[start]

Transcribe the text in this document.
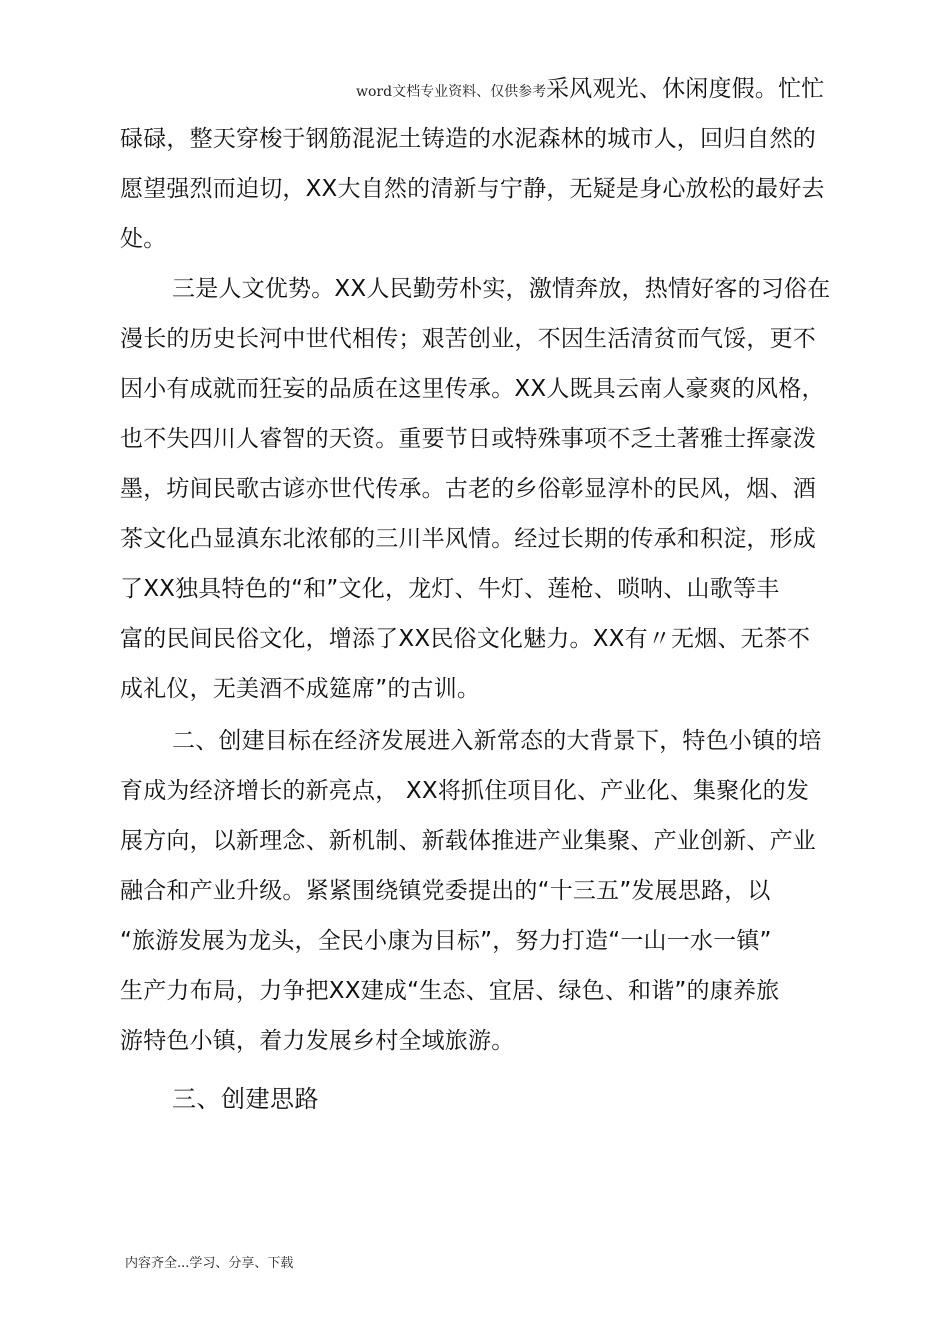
word文档专业资料、仅供参考采风观光、休闲度假。忙忙
碌碌，整天穿梭于钢筋混泥土铸造的水泥森林的城市人，回归自然的
愿望强烈而迫切，XX大自然的清新与宁静，无疑是身心放松的最好去
处。
三是人文优势。XX人民勤劳朴实，激情奔放，热情好客的习俗在
漫长的历史长河中世代相传；艰苦创业，不因生活清贫而气馁，更不
因小有成就而狂妄的品质在这里传承。XX人既具云南人豪爽的风格，
也不失四川人睿智的天资。重要节日或特殊事项不乏土著雅士挥豪泼
墨，坊间民歌古谚亦世代传承。古老的乡俗彰显淳朴的民风，烟、酒
茶文化凸显滇东北浓郁的三川半风情。经过长期的传承和积淀，形成
了XX独具特色的“和”文化，龙灯、牛灯、莲枪、唢呐、山歌等丰
富的民间民俗文化，增添了XX民俗文化魅力。XX有〃无烟、无茶不
成礼仪，无美酒不成筵席”的古训。
二、创建目标在经济发展进入新常态的大背景下，特色小镇的培
育成为经济增长的新亮点， XX将抓住项目化、产业化、集聚化的发
展方向，以新理念、新机制、新载体推进产业集聚、产业创新、产业
融合和产业升级。紧紧围绕镇党委提出的“十三五”发展思路，以
“旅游发展为龙头，全民小康为目标”，努力打造“一山一水一镇”
生产力布局，力争把XX建成“生态、宜居、绿色、和谐”的康养旅
游特色小镇，着力发展乡村全域旅游。
三、创建思路
内容齐全...学习、分享、下载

[end]

* [THE EXERCISE]: Omit the pictures and give the material again, exactly and in full.

* [THE RESULT]:
Transcribe the text in this document.
word文档专业资料、仅供参考采风观光、休闲度假。忙忙
碌碌，整天穿梭于钢筋混泥土铸造的水泥森林的城市人，回归自然的
愿望强烈而迫切，XX大自然的清新与宁静，无疑是身心放松的最好去
处。
三是人文优势。XX人民勤劳朴实，激情奔放，热情好客的习俗在
漫长的历史长河中世代相传；艰苦创业，不因生活清贫而气馁，更不
因小有成就而狂妄的品质在这里传承。XX人既具云南人豪爽的风格，
也不失四川人睿智的天资。重要节日或特殊事项不乏土著雅士挥豪泼
墨，坊间民歌古谚亦世代传承。古老的乡俗彰显淳朴的民风，烟、酒
茶文化凸显滇东北浓郁的三川半风情。经过长期的传承和积淀，形成
了XX独具特色的“和”文化，龙灯、牛灯、莲枪、唢呐、山歌等丰
富的民间民俗文化，增添了XX民俗文化魅力。XX有〃无烟、无茶不
成礼仪，无美酒不成筵席”的古训。
二、创建目标在经济发展进入新常态的大背景下，特色小镇的培
育成为经济增长的新亮点， XX将抓住项目化、产业化、集聚化的发
展方向，以新理念、新机制、新载体推进产业集聚、产业创新、产业
融合和产业升级。紧紧围绕镇党委提出的“十三五”发展思路，以
“旅游发展为龙头，全民小康为目标”，努力打造“一山一水一镇”
生产力布局，力争把XX建成“生态、宜居、绿色、和谐”的康养旅
游特色小镇，着力发展乡村全域旅游。
三、创建思路
内容齐全...学习、分享、下载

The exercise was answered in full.